What you have to do:
Write out the whole listing word for word.

Stored data entries:
- - - -
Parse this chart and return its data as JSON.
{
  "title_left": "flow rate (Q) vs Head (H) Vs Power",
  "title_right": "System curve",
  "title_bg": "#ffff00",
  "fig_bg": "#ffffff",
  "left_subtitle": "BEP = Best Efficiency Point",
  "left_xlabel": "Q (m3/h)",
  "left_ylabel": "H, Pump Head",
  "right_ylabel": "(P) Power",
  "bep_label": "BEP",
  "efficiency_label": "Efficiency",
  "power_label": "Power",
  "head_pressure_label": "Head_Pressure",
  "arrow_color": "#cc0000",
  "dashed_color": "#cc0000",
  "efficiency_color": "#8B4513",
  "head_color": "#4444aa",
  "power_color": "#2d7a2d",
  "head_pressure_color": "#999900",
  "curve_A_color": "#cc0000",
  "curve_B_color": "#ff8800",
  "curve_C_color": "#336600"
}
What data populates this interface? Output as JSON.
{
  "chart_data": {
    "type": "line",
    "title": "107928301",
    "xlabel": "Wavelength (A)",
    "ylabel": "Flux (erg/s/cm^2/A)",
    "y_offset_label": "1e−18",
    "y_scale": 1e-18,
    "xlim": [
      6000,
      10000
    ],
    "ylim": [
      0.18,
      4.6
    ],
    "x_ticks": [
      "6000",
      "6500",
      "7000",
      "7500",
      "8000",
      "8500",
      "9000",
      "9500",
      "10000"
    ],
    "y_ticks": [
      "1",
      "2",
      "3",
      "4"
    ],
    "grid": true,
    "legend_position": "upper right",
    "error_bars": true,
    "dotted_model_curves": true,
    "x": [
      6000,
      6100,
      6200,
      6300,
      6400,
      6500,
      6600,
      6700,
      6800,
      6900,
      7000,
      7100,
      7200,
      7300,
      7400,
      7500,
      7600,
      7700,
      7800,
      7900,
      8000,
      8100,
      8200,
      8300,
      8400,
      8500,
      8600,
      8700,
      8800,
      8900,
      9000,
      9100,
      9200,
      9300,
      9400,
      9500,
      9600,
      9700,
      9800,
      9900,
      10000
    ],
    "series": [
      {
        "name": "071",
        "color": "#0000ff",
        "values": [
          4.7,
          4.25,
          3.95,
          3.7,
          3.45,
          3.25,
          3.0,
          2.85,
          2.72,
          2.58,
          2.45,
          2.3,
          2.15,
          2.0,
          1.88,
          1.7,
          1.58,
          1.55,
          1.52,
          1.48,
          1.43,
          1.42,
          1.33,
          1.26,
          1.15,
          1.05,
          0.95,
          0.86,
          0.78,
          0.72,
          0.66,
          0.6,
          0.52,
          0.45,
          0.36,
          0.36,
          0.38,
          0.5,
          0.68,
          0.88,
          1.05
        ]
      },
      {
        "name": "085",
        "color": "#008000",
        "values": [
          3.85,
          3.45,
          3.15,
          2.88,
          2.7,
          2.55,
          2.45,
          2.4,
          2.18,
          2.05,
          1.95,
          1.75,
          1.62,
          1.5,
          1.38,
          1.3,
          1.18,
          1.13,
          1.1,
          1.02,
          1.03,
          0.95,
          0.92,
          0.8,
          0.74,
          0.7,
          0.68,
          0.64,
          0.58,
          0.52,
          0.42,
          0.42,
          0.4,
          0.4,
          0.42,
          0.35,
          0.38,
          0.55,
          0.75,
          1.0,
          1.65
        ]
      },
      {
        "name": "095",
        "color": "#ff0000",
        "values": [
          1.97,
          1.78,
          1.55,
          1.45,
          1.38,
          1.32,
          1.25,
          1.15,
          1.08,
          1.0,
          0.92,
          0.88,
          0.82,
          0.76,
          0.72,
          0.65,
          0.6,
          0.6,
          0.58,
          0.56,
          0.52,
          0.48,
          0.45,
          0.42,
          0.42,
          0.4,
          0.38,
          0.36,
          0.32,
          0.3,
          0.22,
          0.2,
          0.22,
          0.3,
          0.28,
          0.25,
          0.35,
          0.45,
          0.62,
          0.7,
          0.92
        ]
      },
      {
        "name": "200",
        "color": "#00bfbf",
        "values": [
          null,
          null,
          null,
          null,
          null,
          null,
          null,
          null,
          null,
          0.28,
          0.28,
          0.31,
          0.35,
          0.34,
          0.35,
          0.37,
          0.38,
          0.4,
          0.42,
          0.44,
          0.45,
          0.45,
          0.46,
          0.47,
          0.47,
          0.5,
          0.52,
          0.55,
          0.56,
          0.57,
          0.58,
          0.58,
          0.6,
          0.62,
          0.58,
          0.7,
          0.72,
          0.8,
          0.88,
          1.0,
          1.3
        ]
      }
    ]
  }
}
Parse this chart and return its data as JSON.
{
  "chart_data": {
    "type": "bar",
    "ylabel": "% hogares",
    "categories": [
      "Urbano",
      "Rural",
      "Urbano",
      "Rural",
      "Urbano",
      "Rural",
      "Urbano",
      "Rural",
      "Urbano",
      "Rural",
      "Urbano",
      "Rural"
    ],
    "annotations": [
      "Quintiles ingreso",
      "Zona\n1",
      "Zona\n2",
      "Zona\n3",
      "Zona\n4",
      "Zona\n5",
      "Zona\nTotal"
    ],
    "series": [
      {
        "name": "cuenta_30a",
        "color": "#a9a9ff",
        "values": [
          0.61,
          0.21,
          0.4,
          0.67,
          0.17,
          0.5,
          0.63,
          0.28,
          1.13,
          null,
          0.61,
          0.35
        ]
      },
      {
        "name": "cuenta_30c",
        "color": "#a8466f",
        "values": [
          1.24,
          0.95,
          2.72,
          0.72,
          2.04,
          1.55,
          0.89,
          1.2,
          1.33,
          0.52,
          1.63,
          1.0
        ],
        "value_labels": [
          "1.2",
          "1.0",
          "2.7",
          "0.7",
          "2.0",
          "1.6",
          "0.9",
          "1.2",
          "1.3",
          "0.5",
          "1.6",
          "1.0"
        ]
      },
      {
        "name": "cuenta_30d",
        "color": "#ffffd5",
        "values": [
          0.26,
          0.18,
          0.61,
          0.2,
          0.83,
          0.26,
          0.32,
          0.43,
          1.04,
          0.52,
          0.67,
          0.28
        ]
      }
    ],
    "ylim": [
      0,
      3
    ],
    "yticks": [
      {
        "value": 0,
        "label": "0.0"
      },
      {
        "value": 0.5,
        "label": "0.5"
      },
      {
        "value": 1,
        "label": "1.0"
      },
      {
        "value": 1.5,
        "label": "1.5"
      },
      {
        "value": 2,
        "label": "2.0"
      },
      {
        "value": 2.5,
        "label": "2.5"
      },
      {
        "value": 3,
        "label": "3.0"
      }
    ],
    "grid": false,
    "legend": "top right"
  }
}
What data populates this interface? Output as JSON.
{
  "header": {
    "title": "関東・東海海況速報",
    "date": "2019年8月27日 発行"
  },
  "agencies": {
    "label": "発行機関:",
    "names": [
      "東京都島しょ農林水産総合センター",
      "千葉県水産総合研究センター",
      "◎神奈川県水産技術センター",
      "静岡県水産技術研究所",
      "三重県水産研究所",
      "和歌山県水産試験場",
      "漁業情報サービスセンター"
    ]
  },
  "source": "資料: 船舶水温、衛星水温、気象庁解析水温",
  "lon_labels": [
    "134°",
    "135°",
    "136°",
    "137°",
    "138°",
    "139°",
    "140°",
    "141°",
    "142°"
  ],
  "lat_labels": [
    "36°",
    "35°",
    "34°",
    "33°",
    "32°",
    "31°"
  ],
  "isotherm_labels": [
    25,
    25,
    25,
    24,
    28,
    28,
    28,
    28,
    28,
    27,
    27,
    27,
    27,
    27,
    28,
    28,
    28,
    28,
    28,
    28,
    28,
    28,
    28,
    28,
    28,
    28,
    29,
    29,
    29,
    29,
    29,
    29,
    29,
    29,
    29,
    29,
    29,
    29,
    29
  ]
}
- - - -
Final answer:
Parse this chart and return its data as JSON.
{
  "title_left": "flow rate (Q) vs Head (H) Vs Power",
  "title_right": "System curve",
  "title_bg": "#ffff00",
  "fig_bg": "#ffffff",
  "left_subtitle": "BEP = Best Efficiency Point",
  "left_xlabel": "Q (m3/h)",
  "left_ylabel": "H, Pump Head",
  "right_ylabel": "(P) Power",
  "bep_label": "BEP",
  "efficiency_label": "Efficiency",
  "power_label": "Power",
  "head_pressure_label": "Head_Pressure",
  "arrow_color": "#cc0000",
  "dashed_color": "#cc0000",
  "efficiency_color": "#8B4513",
  "head_color": "#4444aa",
  "power_color": "#2d7a2d",
  "head_pressure_color": "#999900",
  "curve_A_color": "#cc0000",
  "curve_B_color": "#ff8800",
  "curve_C_color": "#336600"
}
What data populates this interface? Output as JSON.
{
  "chart_data": {
    "type": "line",
    "title": "107928301",
    "xlabel": "Wavelength (A)",
    "ylabel": "Flux (erg/s/cm^2/A)",
    "y_offset_label": "1e−18",
    "y_scale": 1e-18,
    "xlim": [
      6000,
      10000
    ],
    "ylim": [
      0.18,
      4.6
    ],
    "x_ticks": [
      "6000",
      "6500",
      "7000",
      "7500",
      "8000",
      "8500",
      "9000",
      "9500",
      "10000"
    ],
    "y_ticks": [
      "1",
      "2",
      "3",
      "4"
    ],
    "grid": true,
    "legend_position": "upper right",
    "error_bars": true,
    "dotted_model_curves": true,
    "x": [
      6000,
      6100,
      6200,
      6300,
      6400,
      6500,
      6600,
      6700,
      6800,
      6900,
      7000,
      7100,
      7200,
      7300,
      7400,
      7500,
      7600,
      7700,
      7800,
      7900,
      8000,
      8100,
      8200,
      8300,
      8400,
      8500,
      8600,
      8700,
      8800,
      8900,
      9000,
      9100,
      9200,
      9300,
      9400,
      9500,
      9600,
      9700,
      9800,
      9900,
      10000
    ],
    "series": [
      {
        "name": "071",
        "color": "#0000ff",
        "values": [
          4.7,
          4.25,
          3.95,
          3.7,
          3.45,
          3.25,
          3.0,
          2.85,
          2.72,
          2.58,
          2.45,
          2.3,
          2.15,
          2.0,
          1.88,
          1.7,
          1.58,
          1.55,
          1.52,
          1.48,
          1.43,
          1.42,
          1.33,
          1.26,
          1.15,
          1.05,
          0.95,
          0.86,
          0.78,
          0.72,
          0.66,
          0.6,
          0.52,
          0.45,
          0.36,
          0.36,
          0.38,
          0.5,
          0.68,
          0.88,
          1.05
        ]
      },
      {
        "name": "085",
        "color": "#008000",
        "values": [
          3.85,
          3.45,
          3.15,
          2.88,
          2.7,
          2.55,
          2.45,
          2.4,
          2.18,
          2.05,
          1.95,
          1.75,
          1.62,
          1.5,
          1.38,
          1.3,
          1.18,
          1.13,
          1.1,
          1.02,
          1.03,
          0.95,
          0.92,
          0.8,
          0.74,
          0.7,
          0.68,
          0.64,
          0.58,
          0.52,
          0.42,
          0.42,
          0.4,
          0.4,
          0.42,
          0.35,
          0.38,
          0.55,
          0.75,
          1.0,
          1.65
        ]
      },
      {
        "name": "095",
        "color": "#ff0000",
        "values": [
          1.97,
          1.78,
          1.55,
          1.45,
          1.38,
          1.32,
          1.25,
          1.15,
          1.08,
          1.0,
          0.92,
          0.88,
          0.82,
          0.76,
          0.72,
          0.65,
          0.6,
          0.6,
          0.58,
          0.56,
          0.52,
          0.48,
          0.45,
          0.42,
          0.42,
          0.4,
          0.38,
          0.36,
          0.32,
          0.3,
          0.22,
          0.2,
          0.22,
          0.3,
          0.28,
          0.25,
          0.35,
          0.45,
          0.62,
          0.7,
          0.92
        ]
      },
      {
        "name": "200",
        "color": "#00bfbf",
        "values": [
          null,
          null,
          null,
          null,
          null,
          null,
          null,
          null,
          null,
          0.28,
          0.28,
          0.31,
          0.35,
          0.34,
          0.35,
          0.37,
          0.38,
          0.4,
          0.42,
          0.44,
          0.45,
          0.45,
          0.46,
          0.47,
          0.47,
          0.5,
          0.52,
          0.55,
          0.56,
          0.57,
          0.58,
          0.58,
          0.6,
          0.62,
          0.58,
          0.7,
          0.72,
          0.8,
          0.88,
          1.0,
          1.3
        ]
      }
    ]
  }
}
Parse this chart and return its data as JSON.
{
  "chart_data": {
    "type": "bar",
    "ylabel": "% hogares",
    "categories": [
      "Urbano",
      "Rural",
      "Urbano",
      "Rural",
      "Urbano",
      "Rural",
      "Urbano",
      "Rural",
      "Urbano",
      "Rural",
      "Urbano",
      "Rural"
    ],
    "annotations": [
      "Quintiles ingreso",
      "Zona\n1",
      "Zona\n2",
      "Zona\n3",
      "Zona\n4",
      "Zona\n5",
      "Zona\nTotal"
    ],
    "series": [
      {
        "name": "cuenta_30a",
        "color": "#a9a9ff",
        "values": [
          0.61,
          0.21,
          0.4,
          0.67,
          0.17,
          0.5,
          0.63,
          0.28,
          1.13,
          null,
          0.61,
          0.35
        ]
      },
      {
        "name": "cuenta_30c",
        "color": "#a8466f",
        "values": [
          1.24,
          0.95,
          2.72,
          0.72,
          2.04,
          1.55,
          0.89,
          1.2,
          1.33,
          0.52,
          1.63,
          1.0
        ],
        "value_labels": [
          "1.2",
          "1.0",
          "2.7",
          "0.7",
          "2.0",
          "1.6",
          "0.9",
          "1.2",
          "1.3",
          "0.5",
          "1.6",
          "1.0"
        ]
      },
      {
        "name": "cuenta_30d",
        "color": "#ffffd5",
        "values": [
          0.26,
          0.18,
          0.61,
          0.2,
          0.83,
          0.26,
          0.32,
          0.43,
          1.04,
          0.52,
          0.67,
          0.28
        ]
      }
    ],
    "ylim": [
      0,
      3
    ],
    "yticks": [
      {
        "value": 0,
        "label": "0.0"
      },
      {
        "value": 0.5,
        "label": "0.5"
      },
      {
        "value": 1,
        "label": "1.0"
      },
      {
        "value": 1.5,
        "label": "1.5"
      },
      {
        "value": 2,
        "label": "2.0"
      },
      {
        "value": 2.5,
        "label": "2.5"
      },
      {
        "value": 3,
        "label": "3.0"
      }
    ],
    "grid": false,
    "legend": "top right"
  }
}
What data populates this interface? Output as JSON.
{
  "header": {
    "title": "関東・東海海況速報",
    "date": "2019年8月27日 発行"
  },
  "agencies": {
    "label": "発行機関:",
    "names": [
      "東京都島しょ農林水産総合センター",
      "千葉県水産総合研究センター",
      "◎神奈川県水産技術センター",
      "静岡県水産技術研究所",
      "三重県水産研究所",
      "和歌山県水産試験場",
      "漁業情報サービスセンター"
    ]
  },
  "source": "資料: 船舶水温、衛星水温、気象庁解析水温",
  "lon_labels": [
    "134°",
    "135°",
    "136°",
    "137°",
    "138°",
    "139°",
    "140°",
    "141°",
    "142°"
  ],
  "lat_labels": [
    "36°",
    "35°",
    "34°",
    "33°",
    "32°",
    "31°"
  ],
  "isotherm_labels": [
    25,
    25,
    25,
    24,
    28,
    28,
    28,
    28,
    28,
    27,
    27,
    27,
    27,
    27,
    28,
    28,
    28,
    28,
    28,
    28,
    28,
    28,
    28,
    28,
    28,
    28,
    29,
    29,
    29,
    29,
    29,
    29,
    29,
    29,
    29,
    29,
    29,
    29,
    29
  ]
}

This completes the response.